Stored data

<<<<

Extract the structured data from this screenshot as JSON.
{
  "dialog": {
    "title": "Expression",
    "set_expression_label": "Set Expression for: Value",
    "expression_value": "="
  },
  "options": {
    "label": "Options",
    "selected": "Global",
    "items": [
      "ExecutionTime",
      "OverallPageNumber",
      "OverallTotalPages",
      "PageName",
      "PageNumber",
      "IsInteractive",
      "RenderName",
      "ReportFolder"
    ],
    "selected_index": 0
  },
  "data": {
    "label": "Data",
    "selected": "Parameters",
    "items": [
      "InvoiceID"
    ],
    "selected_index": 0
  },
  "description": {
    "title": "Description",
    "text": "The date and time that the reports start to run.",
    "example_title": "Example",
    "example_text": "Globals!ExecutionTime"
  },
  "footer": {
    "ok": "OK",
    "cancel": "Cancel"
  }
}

>>>>

▸ Work to do
Output the listing above word for word.

▸ Exercise answer
Extract the structured data from this screenshot as JSON.
{
  "dialog": {
    "title": "Expression",
    "set_expression_label": "Set Expression for: Value",
    "expression_value": "="
  },
  "options": {
    "label": "Options",
    "selected": "Global",
    "items": [
      "ExecutionTime",
      "OverallPageNumber",
      "OverallTotalPages",
      "PageName",
      "PageNumber",
      "IsInteractive",
      "RenderName",
      "ReportFolder"
    ],
    "selected_index": 0
  },
  "data": {
    "label": "Data",
    "selected": "Parameters",
    "items": [
      "InvoiceID"
    ],
    "selected_index": 0
  },
  "description": {
    "title": "Description",
    "text": "The date and time that the reports start to run.",
    "example_title": "Example",
    "example_text": "Globals!ExecutionTime"
  },
  "footer": {
    "ok": "OK",
    "cancel": "Cancel"
  }
}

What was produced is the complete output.